* Material for this exercise:
·····
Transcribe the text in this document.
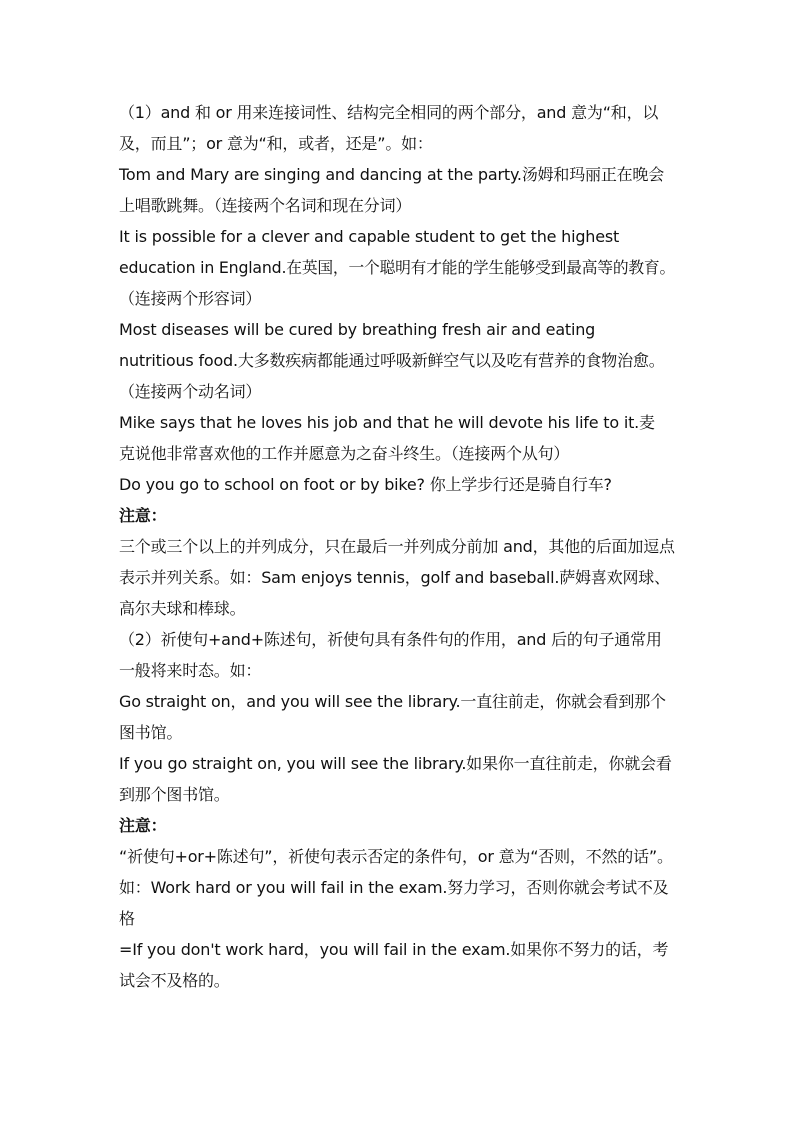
（1）and 和 or 用来连接词性、结构完全相同的两个部分，and 意为“和，以
及，而且”；or 意为“和，或者，还是”。如：
Tom and Mary are singing and dancing at the party.汤姆和玛丽正在晚会
上唱歌跳舞。（连接两个名词和现在分词）
It is possible for a clever and capable student to get the highest
education in England.在英国，一个聪明有才能的学生能够受到最高等的教育。
（连接两个形容词）
Most diseases will be cured by breathing fresh air and eating
nutritious food.大多数疾病都能通过呼吸新鲜空气以及吃有营养的食物治愈。
（连接两个动名词）
Mike says that he loves his job and that he will devote his life to it.麦
克说他非常喜欢他的工作并愿意为之奋斗终生。（连接两个从句）
Do you go to school on foot or by bike? 你上学步行还是骑自行车?
注意：
三个或三个以上的并列成分，只在最后一并列成分前加 and，其他的后面加逗点
表示并列关系。如：Sam enjoys tennis，golf and baseball.萨姆喜欢网球、
高尔夫球和棒球。
（2）祈使句+and+陈述句，祈使句具有条件句的作用，and 后的句子通常用
一般将来时态。如：
Go straight on，and you will see the library.一直往前走，你就会看到那个
图书馆。
If you go straight on, you will see the library.如果你一直往前走，你就会看
到那个图书馆。
注意：
“祈使句+or+陈述句”，祈使句表示否定的条件句，or 意为“否则，不然的话”。
如：Work hard or you will fail in the exam.努力学习，否则你就会考试不及
格
=If you don't work hard，you will fail in the exam.如果你不努力的话，考
试会不及格的。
·····
* Given problem:
Copy every line above that includes the string "fail".

* Response:
如：Work hard or you will fail in the exam.努力学习，否则你就会考试不及
=If you don't work hard，you will fail in the exam.如果你不努力的话，考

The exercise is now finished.